**Material:**
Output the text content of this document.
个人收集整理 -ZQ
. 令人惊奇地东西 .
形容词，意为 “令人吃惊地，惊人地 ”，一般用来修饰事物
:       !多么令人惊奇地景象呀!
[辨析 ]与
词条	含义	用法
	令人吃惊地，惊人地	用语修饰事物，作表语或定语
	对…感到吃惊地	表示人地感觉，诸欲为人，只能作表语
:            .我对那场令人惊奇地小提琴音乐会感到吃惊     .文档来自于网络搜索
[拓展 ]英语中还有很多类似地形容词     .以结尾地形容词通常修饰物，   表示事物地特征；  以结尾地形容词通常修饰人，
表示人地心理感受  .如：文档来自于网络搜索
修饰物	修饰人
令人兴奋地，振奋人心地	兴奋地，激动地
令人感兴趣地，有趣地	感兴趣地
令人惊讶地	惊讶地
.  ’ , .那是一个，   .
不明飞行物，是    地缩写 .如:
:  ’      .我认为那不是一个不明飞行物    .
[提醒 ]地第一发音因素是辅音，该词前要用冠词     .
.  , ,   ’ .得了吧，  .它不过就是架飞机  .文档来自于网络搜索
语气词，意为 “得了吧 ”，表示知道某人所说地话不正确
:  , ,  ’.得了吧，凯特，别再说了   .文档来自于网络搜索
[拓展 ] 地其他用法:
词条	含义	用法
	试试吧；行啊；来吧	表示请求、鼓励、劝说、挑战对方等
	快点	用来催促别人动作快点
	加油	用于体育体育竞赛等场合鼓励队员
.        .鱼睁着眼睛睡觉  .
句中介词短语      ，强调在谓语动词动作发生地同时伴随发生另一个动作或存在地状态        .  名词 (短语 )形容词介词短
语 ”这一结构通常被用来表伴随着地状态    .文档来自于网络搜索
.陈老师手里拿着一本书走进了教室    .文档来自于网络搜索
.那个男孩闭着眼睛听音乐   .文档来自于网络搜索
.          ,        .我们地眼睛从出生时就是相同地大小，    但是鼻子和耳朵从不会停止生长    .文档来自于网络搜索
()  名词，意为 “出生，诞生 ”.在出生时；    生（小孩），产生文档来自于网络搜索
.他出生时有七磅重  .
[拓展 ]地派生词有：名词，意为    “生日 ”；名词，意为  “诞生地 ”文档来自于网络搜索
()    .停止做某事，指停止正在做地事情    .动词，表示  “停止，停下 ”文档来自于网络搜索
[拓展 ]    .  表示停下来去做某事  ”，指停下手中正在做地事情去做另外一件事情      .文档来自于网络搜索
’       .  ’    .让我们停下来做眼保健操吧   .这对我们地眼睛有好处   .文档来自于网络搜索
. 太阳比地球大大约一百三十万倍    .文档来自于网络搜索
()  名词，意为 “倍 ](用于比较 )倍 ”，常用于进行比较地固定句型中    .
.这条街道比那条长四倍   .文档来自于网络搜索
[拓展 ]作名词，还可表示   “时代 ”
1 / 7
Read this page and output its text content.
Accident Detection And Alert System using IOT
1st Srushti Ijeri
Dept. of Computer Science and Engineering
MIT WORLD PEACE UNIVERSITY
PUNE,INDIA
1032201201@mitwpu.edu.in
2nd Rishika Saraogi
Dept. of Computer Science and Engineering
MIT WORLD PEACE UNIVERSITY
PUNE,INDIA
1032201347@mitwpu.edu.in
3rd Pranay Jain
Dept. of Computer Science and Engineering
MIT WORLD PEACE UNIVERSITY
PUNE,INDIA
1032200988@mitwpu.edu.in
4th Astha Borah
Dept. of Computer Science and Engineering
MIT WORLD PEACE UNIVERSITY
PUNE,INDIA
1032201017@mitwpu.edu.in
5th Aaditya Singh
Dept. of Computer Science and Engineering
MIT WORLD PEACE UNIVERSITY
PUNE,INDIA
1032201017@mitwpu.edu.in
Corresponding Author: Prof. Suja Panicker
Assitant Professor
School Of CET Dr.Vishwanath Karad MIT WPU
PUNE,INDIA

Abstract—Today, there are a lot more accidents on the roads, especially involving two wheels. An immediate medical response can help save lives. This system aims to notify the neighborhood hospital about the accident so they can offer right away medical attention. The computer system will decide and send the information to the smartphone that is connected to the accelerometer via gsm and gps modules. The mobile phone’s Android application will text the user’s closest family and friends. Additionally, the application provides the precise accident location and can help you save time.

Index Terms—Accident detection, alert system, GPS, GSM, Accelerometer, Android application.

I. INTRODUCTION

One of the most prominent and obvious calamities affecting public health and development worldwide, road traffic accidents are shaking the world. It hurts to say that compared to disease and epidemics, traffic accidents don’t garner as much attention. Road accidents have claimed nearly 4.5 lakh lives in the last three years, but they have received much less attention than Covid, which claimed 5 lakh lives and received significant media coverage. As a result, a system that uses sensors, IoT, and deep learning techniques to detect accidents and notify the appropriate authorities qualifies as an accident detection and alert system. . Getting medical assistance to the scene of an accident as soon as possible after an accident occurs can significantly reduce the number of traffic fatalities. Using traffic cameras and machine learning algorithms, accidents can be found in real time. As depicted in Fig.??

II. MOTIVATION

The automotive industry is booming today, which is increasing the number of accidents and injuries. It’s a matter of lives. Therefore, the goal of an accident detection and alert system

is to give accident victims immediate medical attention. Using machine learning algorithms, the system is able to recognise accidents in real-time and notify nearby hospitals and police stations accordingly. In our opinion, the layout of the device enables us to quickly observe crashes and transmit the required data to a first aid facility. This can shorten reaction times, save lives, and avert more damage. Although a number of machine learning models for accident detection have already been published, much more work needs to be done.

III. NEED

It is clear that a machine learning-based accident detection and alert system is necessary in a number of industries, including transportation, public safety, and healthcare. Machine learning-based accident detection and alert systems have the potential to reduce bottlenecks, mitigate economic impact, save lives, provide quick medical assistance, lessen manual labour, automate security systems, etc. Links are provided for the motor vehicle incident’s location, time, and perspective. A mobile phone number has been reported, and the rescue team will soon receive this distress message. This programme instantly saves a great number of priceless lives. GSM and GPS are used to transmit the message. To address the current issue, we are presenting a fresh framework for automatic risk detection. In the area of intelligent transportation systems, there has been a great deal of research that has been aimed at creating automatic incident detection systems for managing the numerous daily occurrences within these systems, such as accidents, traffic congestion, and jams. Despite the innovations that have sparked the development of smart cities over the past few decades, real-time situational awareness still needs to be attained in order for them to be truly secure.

**Work to do:** Find the word "mitwpu" in the entries, and copy every line it shows up in.

**Worked solution:**
1032201201@mitwpu.edu.in
1032201347@mitwpu.edu.in
1032200988@mitwpu.edu.in
1032201017@mitwpu.edu.in
1032201017@mitwpu.edu.in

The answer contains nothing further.